## STATED EXERCISE
Gather each line containing the string "Household" from these entries.

## Extracts from a graphics dataset
======

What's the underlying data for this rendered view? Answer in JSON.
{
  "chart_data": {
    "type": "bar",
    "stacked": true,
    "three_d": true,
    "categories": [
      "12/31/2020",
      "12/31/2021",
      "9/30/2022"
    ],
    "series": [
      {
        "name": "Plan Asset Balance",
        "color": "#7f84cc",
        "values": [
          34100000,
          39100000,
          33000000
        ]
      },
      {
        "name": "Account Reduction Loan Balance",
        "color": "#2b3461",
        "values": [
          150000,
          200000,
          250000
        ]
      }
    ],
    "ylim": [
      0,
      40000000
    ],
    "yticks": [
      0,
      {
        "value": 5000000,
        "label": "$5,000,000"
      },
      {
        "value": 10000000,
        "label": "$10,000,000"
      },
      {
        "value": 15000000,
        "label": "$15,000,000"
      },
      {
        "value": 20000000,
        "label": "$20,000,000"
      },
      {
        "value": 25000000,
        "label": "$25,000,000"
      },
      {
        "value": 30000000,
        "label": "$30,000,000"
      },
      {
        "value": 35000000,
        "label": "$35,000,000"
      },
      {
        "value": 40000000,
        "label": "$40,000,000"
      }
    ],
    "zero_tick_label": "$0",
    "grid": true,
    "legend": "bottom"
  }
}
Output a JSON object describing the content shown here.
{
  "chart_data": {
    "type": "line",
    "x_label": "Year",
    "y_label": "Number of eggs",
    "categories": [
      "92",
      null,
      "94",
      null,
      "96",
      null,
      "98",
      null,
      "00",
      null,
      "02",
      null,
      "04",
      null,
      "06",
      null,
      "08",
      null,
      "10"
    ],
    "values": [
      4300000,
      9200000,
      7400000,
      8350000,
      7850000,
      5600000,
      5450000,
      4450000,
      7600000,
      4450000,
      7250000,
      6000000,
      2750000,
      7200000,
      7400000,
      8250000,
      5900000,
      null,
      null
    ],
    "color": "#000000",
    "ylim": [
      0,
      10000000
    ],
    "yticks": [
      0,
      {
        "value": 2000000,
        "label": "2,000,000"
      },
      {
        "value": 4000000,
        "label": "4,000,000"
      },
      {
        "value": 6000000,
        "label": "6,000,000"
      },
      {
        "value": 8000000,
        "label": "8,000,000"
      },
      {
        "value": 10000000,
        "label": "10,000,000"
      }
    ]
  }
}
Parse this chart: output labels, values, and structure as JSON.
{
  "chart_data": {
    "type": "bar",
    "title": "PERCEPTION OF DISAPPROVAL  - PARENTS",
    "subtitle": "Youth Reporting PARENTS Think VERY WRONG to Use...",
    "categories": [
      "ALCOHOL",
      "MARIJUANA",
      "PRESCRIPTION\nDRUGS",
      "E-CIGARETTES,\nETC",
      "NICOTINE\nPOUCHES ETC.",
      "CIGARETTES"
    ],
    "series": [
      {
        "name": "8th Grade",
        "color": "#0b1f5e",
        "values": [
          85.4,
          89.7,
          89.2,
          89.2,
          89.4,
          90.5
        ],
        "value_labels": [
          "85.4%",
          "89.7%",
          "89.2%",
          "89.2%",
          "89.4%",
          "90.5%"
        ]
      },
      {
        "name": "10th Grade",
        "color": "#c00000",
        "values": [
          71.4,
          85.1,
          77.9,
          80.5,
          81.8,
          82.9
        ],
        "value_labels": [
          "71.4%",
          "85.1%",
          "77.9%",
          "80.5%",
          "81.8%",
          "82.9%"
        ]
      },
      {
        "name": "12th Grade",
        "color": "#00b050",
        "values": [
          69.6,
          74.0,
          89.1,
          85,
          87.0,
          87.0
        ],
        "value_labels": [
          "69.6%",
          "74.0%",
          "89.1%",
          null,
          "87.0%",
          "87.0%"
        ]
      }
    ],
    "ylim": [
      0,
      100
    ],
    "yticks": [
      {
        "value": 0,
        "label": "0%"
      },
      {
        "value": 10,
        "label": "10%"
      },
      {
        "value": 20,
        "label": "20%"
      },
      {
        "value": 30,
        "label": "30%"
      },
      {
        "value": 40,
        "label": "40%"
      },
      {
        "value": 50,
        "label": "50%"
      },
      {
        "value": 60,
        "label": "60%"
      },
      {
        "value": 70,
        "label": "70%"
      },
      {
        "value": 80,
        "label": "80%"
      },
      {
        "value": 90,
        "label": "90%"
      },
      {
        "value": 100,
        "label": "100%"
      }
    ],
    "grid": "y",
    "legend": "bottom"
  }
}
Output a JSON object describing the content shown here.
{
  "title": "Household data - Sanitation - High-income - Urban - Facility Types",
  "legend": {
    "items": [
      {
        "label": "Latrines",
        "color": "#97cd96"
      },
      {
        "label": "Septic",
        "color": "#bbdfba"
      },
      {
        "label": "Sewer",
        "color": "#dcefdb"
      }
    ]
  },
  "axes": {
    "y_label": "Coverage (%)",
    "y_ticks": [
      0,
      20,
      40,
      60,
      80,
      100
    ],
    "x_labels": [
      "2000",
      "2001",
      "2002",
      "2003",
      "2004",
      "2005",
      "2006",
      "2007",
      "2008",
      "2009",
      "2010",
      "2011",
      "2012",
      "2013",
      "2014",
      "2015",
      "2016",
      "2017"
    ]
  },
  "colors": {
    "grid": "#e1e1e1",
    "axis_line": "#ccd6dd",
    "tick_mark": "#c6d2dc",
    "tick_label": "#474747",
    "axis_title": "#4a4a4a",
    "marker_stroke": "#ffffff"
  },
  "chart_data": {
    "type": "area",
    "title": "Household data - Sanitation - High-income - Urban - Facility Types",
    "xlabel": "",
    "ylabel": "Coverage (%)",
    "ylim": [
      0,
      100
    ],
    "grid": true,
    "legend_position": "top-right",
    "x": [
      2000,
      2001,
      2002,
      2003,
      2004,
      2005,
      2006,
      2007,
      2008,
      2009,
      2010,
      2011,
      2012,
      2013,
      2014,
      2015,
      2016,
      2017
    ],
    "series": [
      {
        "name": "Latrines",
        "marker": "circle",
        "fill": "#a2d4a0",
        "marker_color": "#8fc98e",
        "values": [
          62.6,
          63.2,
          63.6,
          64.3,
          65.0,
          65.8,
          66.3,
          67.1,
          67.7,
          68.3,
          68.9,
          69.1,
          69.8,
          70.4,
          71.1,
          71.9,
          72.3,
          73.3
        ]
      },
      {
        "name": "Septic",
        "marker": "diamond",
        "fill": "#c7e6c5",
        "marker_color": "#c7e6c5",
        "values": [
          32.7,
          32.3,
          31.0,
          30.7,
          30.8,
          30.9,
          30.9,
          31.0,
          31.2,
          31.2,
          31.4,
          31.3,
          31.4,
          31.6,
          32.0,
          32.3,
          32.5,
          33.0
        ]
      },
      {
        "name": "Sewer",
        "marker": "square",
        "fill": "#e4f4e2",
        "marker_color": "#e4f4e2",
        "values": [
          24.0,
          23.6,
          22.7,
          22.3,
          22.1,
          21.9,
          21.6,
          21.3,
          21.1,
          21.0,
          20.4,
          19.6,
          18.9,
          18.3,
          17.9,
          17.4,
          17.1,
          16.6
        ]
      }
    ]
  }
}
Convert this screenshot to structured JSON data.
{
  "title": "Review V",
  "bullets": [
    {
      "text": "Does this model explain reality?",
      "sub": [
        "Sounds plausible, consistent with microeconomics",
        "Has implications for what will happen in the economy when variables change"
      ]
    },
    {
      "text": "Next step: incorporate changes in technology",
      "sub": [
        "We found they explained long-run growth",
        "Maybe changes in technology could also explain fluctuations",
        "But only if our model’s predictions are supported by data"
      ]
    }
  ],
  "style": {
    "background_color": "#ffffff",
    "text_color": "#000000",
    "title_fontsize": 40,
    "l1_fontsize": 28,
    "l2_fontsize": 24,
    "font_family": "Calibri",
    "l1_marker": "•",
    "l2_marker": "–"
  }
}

======

## SOLUTION TO THE PROBLEM
  "title": "Household data - Sanitation - High-income - Urban - Facility Types",
    "title": "Household data - Sanitation - High-income - Urban - Facility Types",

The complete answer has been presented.